--- START Supplied data ---

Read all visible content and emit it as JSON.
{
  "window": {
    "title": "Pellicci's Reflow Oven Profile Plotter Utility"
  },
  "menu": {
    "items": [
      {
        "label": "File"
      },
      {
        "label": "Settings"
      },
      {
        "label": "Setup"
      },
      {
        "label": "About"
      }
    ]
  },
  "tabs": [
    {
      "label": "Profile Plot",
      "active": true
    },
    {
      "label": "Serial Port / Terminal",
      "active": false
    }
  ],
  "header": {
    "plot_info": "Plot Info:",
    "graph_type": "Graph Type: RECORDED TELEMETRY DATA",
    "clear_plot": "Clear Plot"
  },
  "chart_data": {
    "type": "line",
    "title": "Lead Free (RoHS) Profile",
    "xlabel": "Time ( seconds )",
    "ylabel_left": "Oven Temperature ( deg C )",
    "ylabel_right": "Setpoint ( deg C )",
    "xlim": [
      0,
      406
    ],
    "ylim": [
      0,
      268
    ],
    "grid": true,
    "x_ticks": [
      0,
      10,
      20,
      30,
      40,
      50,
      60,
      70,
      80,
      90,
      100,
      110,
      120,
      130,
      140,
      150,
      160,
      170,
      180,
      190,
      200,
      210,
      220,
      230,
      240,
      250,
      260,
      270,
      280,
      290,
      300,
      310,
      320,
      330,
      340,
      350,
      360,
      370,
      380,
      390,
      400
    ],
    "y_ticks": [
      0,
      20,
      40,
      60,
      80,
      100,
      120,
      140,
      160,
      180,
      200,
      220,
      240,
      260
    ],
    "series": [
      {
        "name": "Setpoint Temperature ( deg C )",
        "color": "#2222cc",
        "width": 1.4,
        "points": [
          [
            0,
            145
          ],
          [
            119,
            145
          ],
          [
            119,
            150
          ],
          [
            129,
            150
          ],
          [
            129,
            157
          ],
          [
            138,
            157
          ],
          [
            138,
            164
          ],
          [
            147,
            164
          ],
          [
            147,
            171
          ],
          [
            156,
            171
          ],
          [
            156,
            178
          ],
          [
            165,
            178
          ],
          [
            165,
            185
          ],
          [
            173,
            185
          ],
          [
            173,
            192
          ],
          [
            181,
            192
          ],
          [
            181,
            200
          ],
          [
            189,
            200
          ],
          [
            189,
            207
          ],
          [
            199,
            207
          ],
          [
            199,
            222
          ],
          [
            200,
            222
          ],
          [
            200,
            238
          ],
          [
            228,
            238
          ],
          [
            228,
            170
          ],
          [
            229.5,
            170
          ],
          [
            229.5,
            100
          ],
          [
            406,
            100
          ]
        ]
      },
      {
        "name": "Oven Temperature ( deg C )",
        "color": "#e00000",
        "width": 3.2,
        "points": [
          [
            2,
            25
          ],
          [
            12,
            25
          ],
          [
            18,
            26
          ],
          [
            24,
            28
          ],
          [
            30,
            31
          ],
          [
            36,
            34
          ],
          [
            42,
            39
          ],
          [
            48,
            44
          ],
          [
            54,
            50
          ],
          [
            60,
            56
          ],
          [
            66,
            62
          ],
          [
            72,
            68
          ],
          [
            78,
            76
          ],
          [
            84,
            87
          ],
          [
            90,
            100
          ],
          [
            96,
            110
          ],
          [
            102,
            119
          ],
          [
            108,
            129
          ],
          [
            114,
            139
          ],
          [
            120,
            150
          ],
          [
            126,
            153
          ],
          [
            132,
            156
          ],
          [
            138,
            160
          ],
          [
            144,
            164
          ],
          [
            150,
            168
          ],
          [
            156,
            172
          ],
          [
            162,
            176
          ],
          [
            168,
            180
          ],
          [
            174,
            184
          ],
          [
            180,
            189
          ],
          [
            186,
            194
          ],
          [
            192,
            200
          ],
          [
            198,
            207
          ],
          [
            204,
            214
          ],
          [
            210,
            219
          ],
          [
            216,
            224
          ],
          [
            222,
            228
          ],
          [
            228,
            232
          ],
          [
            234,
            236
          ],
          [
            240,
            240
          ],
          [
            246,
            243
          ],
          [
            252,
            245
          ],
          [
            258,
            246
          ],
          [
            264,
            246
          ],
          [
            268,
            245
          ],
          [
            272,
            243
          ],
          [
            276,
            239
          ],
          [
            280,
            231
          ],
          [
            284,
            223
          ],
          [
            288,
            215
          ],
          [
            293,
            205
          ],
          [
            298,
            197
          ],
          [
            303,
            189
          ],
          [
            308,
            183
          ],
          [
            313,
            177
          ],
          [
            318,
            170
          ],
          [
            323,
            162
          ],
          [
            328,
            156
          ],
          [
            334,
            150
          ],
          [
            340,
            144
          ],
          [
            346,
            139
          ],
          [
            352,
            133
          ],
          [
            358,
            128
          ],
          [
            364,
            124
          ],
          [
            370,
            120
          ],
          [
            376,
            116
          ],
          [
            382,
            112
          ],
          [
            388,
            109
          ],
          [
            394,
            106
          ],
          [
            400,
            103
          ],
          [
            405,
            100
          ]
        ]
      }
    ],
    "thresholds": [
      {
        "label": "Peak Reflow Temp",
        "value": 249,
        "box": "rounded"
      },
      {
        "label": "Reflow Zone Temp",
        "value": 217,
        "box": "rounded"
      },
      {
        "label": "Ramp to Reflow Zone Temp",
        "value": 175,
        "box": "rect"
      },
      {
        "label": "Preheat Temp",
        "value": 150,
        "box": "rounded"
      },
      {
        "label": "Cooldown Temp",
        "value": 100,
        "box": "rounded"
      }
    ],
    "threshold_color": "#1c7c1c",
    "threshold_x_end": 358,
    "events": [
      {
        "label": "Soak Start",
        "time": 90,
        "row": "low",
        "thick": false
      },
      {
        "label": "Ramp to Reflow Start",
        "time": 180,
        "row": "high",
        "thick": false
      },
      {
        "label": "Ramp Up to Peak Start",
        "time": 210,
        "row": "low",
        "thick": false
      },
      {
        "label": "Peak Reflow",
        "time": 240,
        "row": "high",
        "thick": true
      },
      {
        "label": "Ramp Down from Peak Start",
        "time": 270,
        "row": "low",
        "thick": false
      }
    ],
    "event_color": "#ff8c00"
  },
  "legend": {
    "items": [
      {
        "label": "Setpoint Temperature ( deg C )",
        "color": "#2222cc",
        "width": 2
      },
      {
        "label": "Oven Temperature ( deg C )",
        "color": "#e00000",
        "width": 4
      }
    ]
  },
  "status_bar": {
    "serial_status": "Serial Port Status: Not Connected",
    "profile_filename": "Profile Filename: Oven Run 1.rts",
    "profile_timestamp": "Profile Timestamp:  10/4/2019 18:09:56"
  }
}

--- END Supplied data ---

* _Written instruction_
Copy out every line of the listing that contains the string "value".

* _Task solution_
        "value": 249,
        "value": 217,
        "value": 175,
        "value": 150,
        "value": 100,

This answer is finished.